Quoted passage
More peer review fixes and attempt to resolve CI build errors.

Author: dgarske

arch.mk

@@ -563,13 +563,23 @@ endif
 ## RISCV (32-bit)
 ifeq ($(ARCH),RISCV)
   CROSS_COMPILE?=riscv32-unknown-elf-
-  # GCC 12-14 split CSR/fence.i into separate extensions (zicsr, zifencei)
-  # and require them explicitly. GCC 15+ re-implies them, and adding them
-  # explicitly can cause multilib lookup failures. Detect by testing if a
-  # CSR/fence.i instruction assembles WITHOUT the extension flag. If it
-  # fails, add the extension.
-  RISCV32_ZICSR := $(shell echo "void f(void){__asm__ volatile(\"csrr a0,mhartid\");}" | $(CROSS_COMPILE)gcc -march=rv32imac -mabi=ilp32 -x c -c - -o /dev/null 2>/dev/null || echo _zicsr)
-  RISCV32_ZIFENCEI := $(shell echo "void f(void){__asm__ volatile(\"fence.i\");}" | $(CROSS_COMPILE)gcc -march=rv32imac -mabi=ilp32 -x c -c - -o /dev/null 2>/dev/null || echo _zifencei)
+  # Detect zicsr/zifencei support: GCC 12+ may require these extensions
+  # explicitly. However, GCC 15 decomposes arch strings (m→zmmul,
+  # a→zaamo+zalrsc, c→zca) which can break multilib lookup.
+  # Verify with a link test, not just compile, to catch multilib mismatches.
+  RISCV32_ZICSR := $(shell echo "void _start(void){}" | \
+    $(CROSS_COMPILE)gcc -march=rv32imac_zicsr -mabi=ilp32 -c -x c - -o /dev/null 2>/dev/null && echo _zicsr)
+  RISCV32_ZIFENCEI := $(shell echo "void _start(void){}" | \
+    $(CROSS_COMPILE)gcc -march=rv32imac_zifencei -mabi=ilp32 -c -x c - -o /dev/null 2>/dev/null && echo _zifencei)
+  ifneq ($(RISCV32_ZICSR)$(RISCV32_ZIFENCEI),)
+    RISCV32_EXT_LINK_OK := $(shell echo "void _start(void){}" | \
+      $(CROSS_COMPILE)gcc -march=rv32imac$(RISCV32_ZICSR)$(RISCV32_ZIFENCEI) \
+      -mabi=ilp32 -nostartfiles -x c - -o /dev/null 2>/dev/null && echo ok)
+    ifneq ($(RISCV32_EXT_LINK_OK),ok)
+      RISCV32_ZICSR :=
+      RISCV32_ZIFENCEI :=
+    endif
+  endif
   ARCH_FLAGS=-march=rv32imac$(RISCV32_ZICSR)$(RISCV32_ZIFENCEI) -mabi=ilp32 -mcmodel=medany
   CFLAGS+=-fno-builtin-printf -DUSE_M_TIME -g -nostartfiles -DARCH_RISCV
   CFLAGS+=$(ARCH_FLAGS)

Collected material
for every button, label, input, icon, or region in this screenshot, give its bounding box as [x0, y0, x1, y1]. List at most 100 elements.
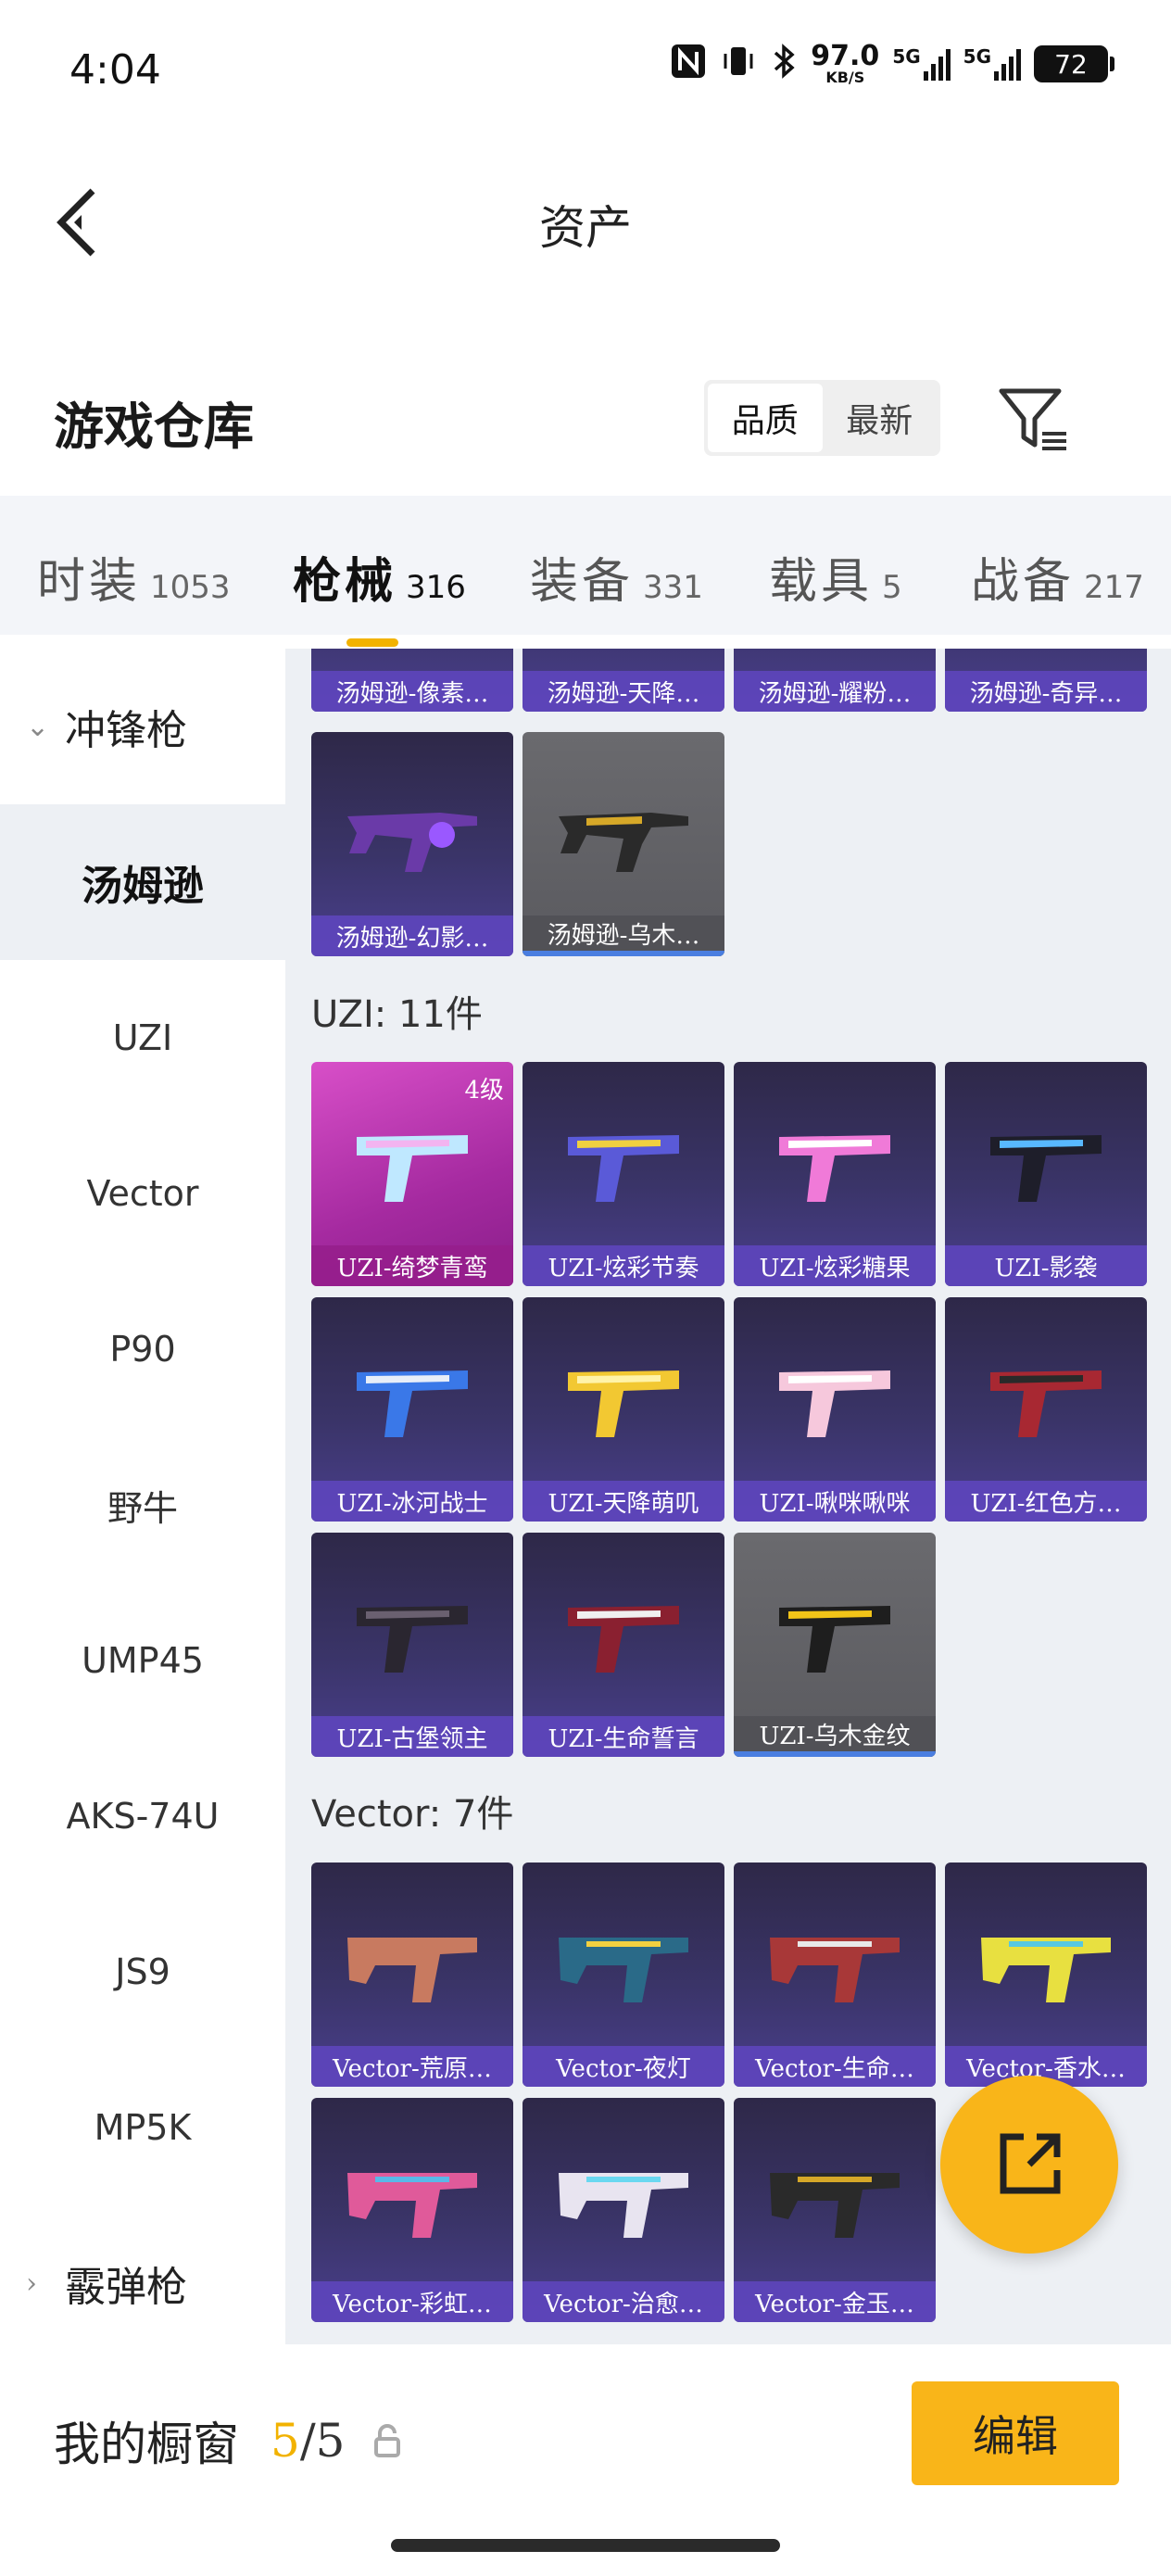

Task list
[1] In the RISC-V makefile change, what does GCC 15 decompose the "a" extension into?
[2] Carry the RISC-V makefile change forward, writing the lines that come after its final line.

Per-task answers
[1] Into zaamo and zalrsc.

[2]
@@ -619,13 +629,20 @@ ifeq ($(ARCH),RISCV64)
     UPDATE_OBJS?=src/update_ram.o
   endif
 
-  # GCC 12-14 split CSR/fence.i into separate extensions (zicsr, zifencei)
-  # and require them explicitly. GCC 15+ re-implies them, and adding them
-  # explicitly can cause multilib lookup failures. Detect by testing if a
-  # CSR/fence.i instruction assembles WITHOUT the extension flag. If it
-  # fails, add the extension.
-  RISCV64_ZICSR := $(shell echo "void f(void){__asm__ volatile(\"csrr a0,mhartid\");}" | $(CROSS_COMPILE)gcc -march=rv64imac -mabi=lp64 -x c -c - -o /dev/null 2>/dev/null || echo _zicsr)
-  RISCV64_ZIFENCEI := $(shell echo "void f(void){__asm__ volatile(\"fence.i\");}" | $(CROSS_COMPILE)gcc -march=rv64imac -mabi=lp64 -x c -c - -o /dev/null 2>/dev/null || echo _zifencei)
+  # Detect zicsr/zifencei support with link verification (see RV32 comment)
+  RISCV64_ZICSR := $(shell echo "void _start(void){}" | \
+    $(CROSS_COMPILE)gcc -march=rv64imafd_zicsr -mabi=lp64d -c -x c - -o /dev/null 2>/dev/null && echo _zicsr)
+  RISCV64_ZIFENCEI := $(shell echo "void _start(void){}" | \
+    $(CROSS_COMPILE)gcc -march=rv64imafd_zifencei -mabi=lp64d -c -x c - -o /dev/null 2>/dev/null && echo _zifencei)
+  ifneq ($(RISCV64_ZICSR)$(RISCV64_ZIFENCEI),)
+    RISCV64_EXT_LINK_OK := $(shell echo "void _start(void){}" | \
+      $(CROSS_COMPILE)gcc -march=rv64imafd$(RISCV64_ZICSR)$(RISCV64_ZIFENCEI) \
+      -mabi=lp64d -nostartfiles -x c - -o /dev/null 2>/dev/null && echo ok)
+    ifneq ($(RISCV64_EXT_LINK_OK),ok)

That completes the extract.